= Figure record listings =
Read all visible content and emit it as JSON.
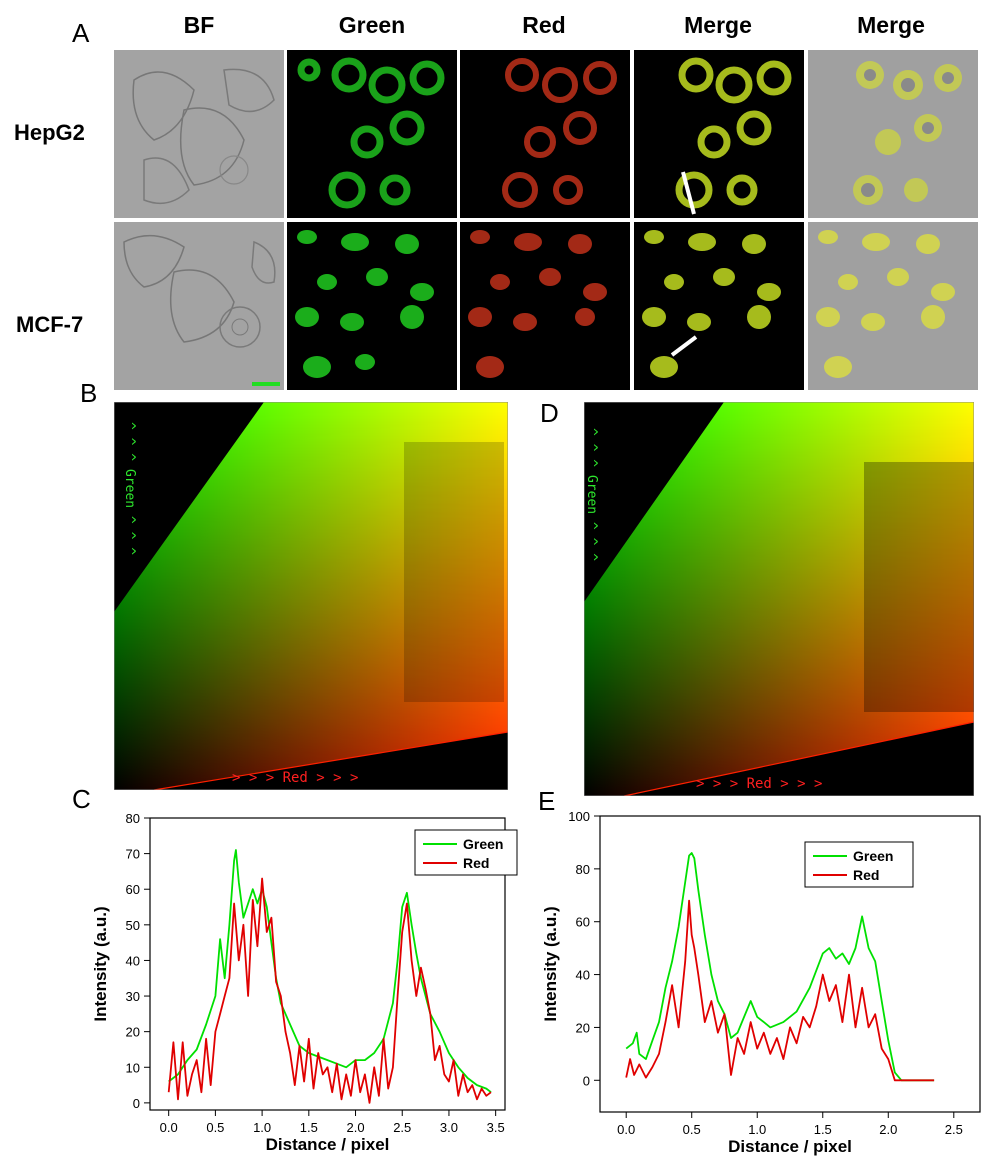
{
  "panel_labels": {
    "A": "A",
    "B": "B",
    "C": "C",
    "D": "D",
    "E": "E"
  },
  "microscopy": {
    "columns": [
      "BF",
      "Green",
      "Red",
      "Merge",
      "Merge"
    ],
    "rows": [
      "HepG2",
      "MCF-7"
    ]
  },
  "scatter_B": {
    "y_label": "^ ^ ^ Green ^ ^ ^",
    "x_label": "> > > Red > > >"
  },
  "scatter_D": {
    "y_label": "^ ^ ^ Green ^ ^ ^",
    "x_label": "> > > Red > > >"
  },
  "colors": {
    "green": "#00e000",
    "red": "#e00000",
    "background": "#000000"
  },
  "chart_data": [
    {
      "type": "line",
      "panel": "C",
      "xlabel": "Distance / pixel",
      "ylabel": "Intensity (a.u.)",
      "xlim": [
        -0.2,
        3.6
      ],
      "ylim": [
        -2,
        80
      ],
      "xticks": [
        0.0,
        0.5,
        1.0,
        1.5,
        2.0,
        2.5,
        3.0,
        3.5
      ],
      "xtick_labels": [
        "0.0",
        "0.5",
        "1.0",
        "1.5",
        "2.0",
        "2.5",
        "3.0",
        "3.5"
      ],
      "yticks": [
        0,
        10,
        20,
        30,
        40,
        50,
        60,
        70,
        80
      ],
      "legend_position": "top-right",
      "series": [
        {
          "name": "Green",
          "color": "#00e000",
          "x": [
            0.0,
            0.1,
            0.2,
            0.3,
            0.4,
            0.5,
            0.55,
            0.6,
            0.65,
            0.7,
            0.72,
            0.75,
            0.8,
            0.85,
            0.9,
            0.95,
            1.0,
            1.05,
            1.1,
            1.15,
            1.2,
            1.3,
            1.4,
            1.5,
            1.6,
            1.7,
            1.8,
            1.9,
            2.0,
            2.1,
            2.2,
            2.3,
            2.4,
            2.45,
            2.5,
            2.55,
            2.6,
            2.65,
            2.7,
            2.75,
            2.8,
            2.9,
            3.0,
            3.1,
            3.2,
            3.3,
            3.4,
            3.45
          ],
          "y": [
            6,
            8,
            12,
            15,
            22,
            30,
            46,
            35,
            50,
            68,
            71,
            62,
            52,
            56,
            60,
            56,
            60,
            55,
            45,
            35,
            28,
            22,
            16,
            14,
            13,
            12,
            11,
            10,
            12,
            12,
            14,
            18,
            28,
            40,
            55,
            59,
            50,
            42,
            35,
            30,
            25,
            20,
            14,
            10,
            7,
            5,
            4,
            3
          ]
        },
        {
          "name": "Red",
          "color": "#e00000",
          "x": [
            0.0,
            0.05,
            0.1,
            0.15,
            0.2,
            0.25,
            0.3,
            0.35,
            0.4,
            0.45,
            0.5,
            0.55,
            0.6,
            0.65,
            0.7,
            0.75,
            0.8,
            0.85,
            0.9,
            0.95,
            1.0,
            1.05,
            1.1,
            1.15,
            1.2,
            1.25,
            1.3,
            1.35,
            1.4,
            1.45,
            1.5,
            1.55,
            1.6,
            1.65,
            1.7,
            1.75,
            1.8,
            1.85,
            1.9,
            1.95,
            2.0,
            2.05,
            2.1,
            2.15,
            2.2,
            2.25,
            2.3,
            2.35,
            2.4,
            2.45,
            2.5,
            2.55,
            2.6,
            2.65,
            2.7,
            2.75,
            2.8,
            2.85,
            2.9,
            2.95,
            3.0,
            3.05,
            3.1,
            3.15,
            3.2,
            3.25,
            3.3,
            3.35,
            3.4,
            3.45
          ],
          "y": [
            3,
            17,
            1,
            17,
            2,
            8,
            12,
            3,
            18,
            5,
            20,
            25,
            30,
            35,
            56,
            40,
            50,
            30,
            57,
            44,
            63,
            48,
            52,
            34,
            30,
            20,
            14,
            5,
            16,
            6,
            18,
            4,
            14,
            8,
            10,
            3,
            11,
            1,
            8,
            2,
            12,
            3,
            8,
            0,
            10,
            2,
            18,
            4,
            10,
            30,
            48,
            56,
            40,
            30,
            38,
            32,
            25,
            12,
            16,
            8,
            6,
            12,
            2,
            8,
            3,
            5,
            1,
            4,
            2,
            3
          ]
        }
      ]
    },
    {
      "type": "line",
      "panel": "E",
      "xlabel": "Distance / pixel",
      "ylabel": "Intensity (a.u.)",
      "xlim": [
        -0.2,
        2.7
      ],
      "ylim": [
        -12,
        100
      ],
      "xticks": [
        0.0,
        0.5,
        1.0,
        1.5,
        2.0,
        2.5
      ],
      "xtick_labels": [
        "0.0",
        "0.5",
        "1.0",
        "1.5",
        "2.0",
        "2.5"
      ],
      "yticks": [
        0,
        20,
        40,
        60,
        80,
        100
      ],
      "legend_position": "top-center",
      "series": [
        {
          "name": "Green",
          "color": "#00e000",
          "x": [
            0.0,
            0.05,
            0.08,
            0.1,
            0.15,
            0.2,
            0.25,
            0.3,
            0.35,
            0.4,
            0.45,
            0.48,
            0.5,
            0.52,
            0.55,
            0.6,
            0.65,
            0.7,
            0.75,
            0.8,
            0.85,
            0.9,
            0.95,
            1.0,
            1.05,
            1.1,
            1.2,
            1.3,
            1.4,
            1.5,
            1.55,
            1.6,
            1.65,
            1.7,
            1.75,
            1.8,
            1.85,
            1.9,
            1.95,
            2.0,
            2.05,
            2.1,
            2.2,
            2.3,
            2.35
          ],
          "y": [
            12,
            14,
            18,
            10,
            8,
            15,
            22,
            35,
            45,
            58,
            75,
            85,
            86,
            84,
            72,
            55,
            40,
            30,
            25,
            16,
            18,
            24,
            30,
            24,
            22,
            20,
            22,
            26,
            35,
            48,
            50,
            46,
            48,
            44,
            50,
            62,
            50,
            45,
            30,
            15,
            3,
            0,
            0,
            0,
            0
          ]
        },
        {
          "name": "Red",
          "color": "#e00000",
          "x": [
            0.0,
            0.03,
            0.06,
            0.1,
            0.15,
            0.2,
            0.25,
            0.3,
            0.35,
            0.4,
            0.45,
            0.48,
            0.5,
            0.52,
            0.55,
            0.6,
            0.65,
            0.7,
            0.75,
            0.8,
            0.85,
            0.9,
            0.95,
            1.0,
            1.05,
            1.1,
            1.15,
            1.2,
            1.25,
            1.3,
            1.35,
            1.4,
            1.45,
            1.5,
            1.55,
            1.6,
            1.65,
            1.7,
            1.75,
            1.8,
            1.85,
            1.9,
            1.95,
            2.0,
            2.05,
            2.1,
            2.2,
            2.3,
            2.35
          ],
          "y": [
            1,
            8,
            2,
            6,
            1,
            5,
            10,
            22,
            36,
            20,
            45,
            68,
            55,
            50,
            40,
            22,
            30,
            18,
            25,
            2,
            16,
            10,
            22,
            12,
            18,
            10,
            16,
            8,
            20,
            14,
            24,
            20,
            28,
            40,
            30,
            36,
            22,
            40,
            20,
            35,
            20,
            25,
            12,
            8,
            0,
            0,
            0,
            0,
            0
          ]
        }
      ]
    }
  ]
}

= The exercise =
Set every line down exactly as written, leaving each picture out.

= Output of the task =
Read all visible content and emit it as JSON.
{
  "panel_labels": {
    "A": "A",
    "B": "B",
    "C": "C",
    "D": "D",
    "E": "E"
  },
  "microscopy": {
    "columns": [
      "BF",
      "Green",
      "Red",
      "Merge",
      "Merge"
    ],
    "rows": [
      "HepG2",
      "MCF-7"
    ]
  },
  "scatter_B": {
    "y_label": "^ ^ ^ Green ^ ^ ^",
    "x_label": "> > > Red > > >"
  },
  "scatter_D": {
    "y_label": "^ ^ ^ Green ^ ^ ^",
    "x_label": "> > > Red > > >"
  },
  "colors": {
    "green": "#00e000",
    "red": "#e00000",
    "background": "#000000"
  },
  "chart_data": [
    {
      "type": "line",
      "panel": "C",
      "xlabel": "Distance / pixel",
      "ylabel": "Intensity (a.u.)",
      "xlim": [
        -0.2,
        3.6
      ],
      "ylim": [
        -2,
        80
      ],
      "xticks": [
        0.0,
        0.5,
        1.0,
        1.5,
        2.0,
        2.5,
        3.0,
        3.5
      ],
      "xtick_labels": [
        "0.0",
        "0.5",
        "1.0",
        "1.5",
        "2.0",
        "2.5",
        "3.0",
        "3.5"
      ],
      "yticks": [
        0,
        10,
        20,
        30,
        40,
        50,
        60,
        70,
        80
      ],
      "legend_position": "top-right",
      "series": [
        {
          "name": "Green",
          "color": "#00e000",
          "x": [
            0.0,
            0.1,
            0.2,
            0.3,
            0.4,
            0.5,
            0.55,
            0.6,
            0.65,
            0.7,
            0.72,
            0.75,
            0.8,
            0.85,
            0.9,
            0.95,
            1.0,
            1.05,
            1.1,
            1.15,
            1.2,
            1.3,
            1.4,
            1.5,
            1.6,
            1.7,
            1.8,
            1.9,
            2.0,
            2.1,
            2.2,
            2.3,
            2.4,
            2.45,
            2.5,
            2.55,
            2.6,
            2.65,
            2.7,
            2.75,
            2.8,
            2.9,
            3.0,
            3.1,
            3.2,
            3.3,
            3.4,
            3.45
          ],
          "y": [
            6,
            8,
            12,
            15,
            22,
            30,
            46,
            35,
            50,
            68,
            71,
            62,
            52,
            56,
            60,
            56,
            60,
            55,
            45,
            35,
            28,
            22,
            16,
            14,
            13,
            12,
            11,
            10,
            12,
            12,
            14,
            18,
            28,
            40,
            55,
            59,
            50,
            42,
            35,
            30,
            25,
            20,
            14,
            10,
            7,
            5,
            4,
            3
          ]
        },
        {
          "name": "Red",
          "color": "#e00000",
          "x": [
            0.0,
            0.05,
            0.1,
            0.15,
            0.2,
            0.25,
            0.3,
            0.35,
            0.4,
            0.45,
            0.5,
            0.55,
            0.6,
            0.65,
            0.7,
            0.75,
            0.8,
            0.85,
            0.9,
            0.95,
            1.0,
            1.05,
            1.1,
            1.15,
            1.2,
            1.25,
            1.3,
            1.35,
            1.4,
            1.45,
            1.5,
            1.55,
            1.6,
            1.65,
            1.7,
            1.75,
            1.8,
            1.85,
            1.9,
            1.95,
            2.0,
            2.05,
            2.1,
            2.15,
            2.2,
            2.25,
            2.3,
            2.35,
            2.4,
            2.45,
            2.5,
            2.55,
            2.6,
            2.65,
            2.7,
            2.75,
            2.8,
            2.85,
            2.9,
            2.95,
            3.0,
            3.05,
            3.1,
            3.15,
            3.2,
            3.25,
            3.3,
            3.35,
            3.4,
            3.45
          ],
          "y": [
            3,
            17,
            1,
            17,
            2,
            8,
            12,
            3,
            18,
            5,
            20,
            25,
            30,
            35,
            56,
            40,
            50,
            30,
            57,
            44,
            63,
            48,
            52,
            34,
            30,
            20,
            14,
            5,
            16,
            6,
            18,
            4,
            14,
            8,
            10,
            3,
            11,
            1,
            8,
            2,
            12,
            3,
            8,
            0,
            10,
            2,
            18,
            4,
            10,
            30,
            48,
            56,
            40,
            30,
            38,
            32,
            25,
            12,
            16,
            8,
            6,
            12,
            2,
            8,
            3,
            5,
            1,
            4,
            2,
            3
          ]
        }
      ]
    },
    {
      "type": "line",
      "panel": "E",
      "xlabel": "Distance / pixel",
      "ylabel": "Intensity (a.u.)",
      "xlim": [
        -0.2,
        2.7
      ],
      "ylim": [
        -12,
        100
      ],
      "xticks": [
        0.0,
        0.5,
        1.0,
        1.5,
        2.0,
        2.5
      ],
      "xtick_labels": [
        "0.0",
        "0.5",
        "1.0",
        "1.5",
        "2.0",
        "2.5"
      ],
      "yticks": [
        0,
        20,
        40,
        60,
        80,
        100
      ],
      "legend_position": "top-center",
      "series": [
        {
          "name": "Green",
          "color": "#00e000",
          "x": [
            0.0,
            0.05,
            0.08,
            0.1,
            0.15,
            0.2,
            0.25,
            0.3,
            0.35,
            0.4,
            0.45,
            0.48,
            0.5,
            0.52,
            0.55,
            0.6,
            0.65,
            0.7,
            0.75,
            0.8,
            0.85,
            0.9,
            0.95,
            1.0,
            1.05,
            1.1,
            1.2,
            1.3,
            1.4,
            1.5,
            1.55,
            1.6,
            1.65,
            1.7,
            1.75,
            1.8,
            1.85,
            1.9,
            1.95,
            2.0,
            2.05,
            2.1,
            2.2,
            2.3,
            2.35
          ],
          "y": [
            12,
            14,
            18,
            10,
            8,
            15,
            22,
            35,
            45,
            58,
            75,
            85,
            86,
            84,
            72,
            55,
            40,
            30,
            25,
            16,
            18,
            24,
            30,
            24,
            22,
            20,
            22,
            26,
            35,
            48,
            50,
            46,
            48,
            44,
            50,
            62,
            50,
            45,
            30,
            15,
            3,
            0,
            0,
            0,
            0
          ]
        },
        {
          "name": "Red",
          "color": "#e00000",
          "x": [
            0.0,
            0.03,
            0.06,
            0.1,
            0.15,
            0.2,
            0.25,
            0.3,
            0.35,
            0.4,
            0.45,
            0.48,
            0.5,
            0.52,
            0.55,
            0.6,
            0.65,
            0.7,
            0.75,
            0.8,
            0.85,
            0.9,
            0.95,
            1.0,
            1.05,
            1.1,
            1.15,
            1.2,
            1.25,
            1.3,
            1.35,
            1.4,
            1.45,
            1.5,
            1.55,
            1.6,
            1.65,
            1.7,
            1.75,
            1.8,
            1.85,
            1.9,
            1.95,
            2.0,
            2.05,
            2.1,
            2.2,
            2.3,
            2.35
          ],
          "y": [
            1,
            8,
            2,
            6,
            1,
            5,
            10,
            22,
            36,
            20,
            45,
            68,
            55,
            50,
            40,
            22,
            30,
            18,
            25,
            2,
            16,
            10,
            22,
            12,
            18,
            10,
            16,
            8,
            20,
            14,
            24,
            20,
            28,
            40,
            30,
            36,
            22,
            40,
            20,
            35,
            20,
            25,
            12,
            8,
            0,
            0,
            0,
            0,
            0
          ]
        }
      ]
    }
  ]
}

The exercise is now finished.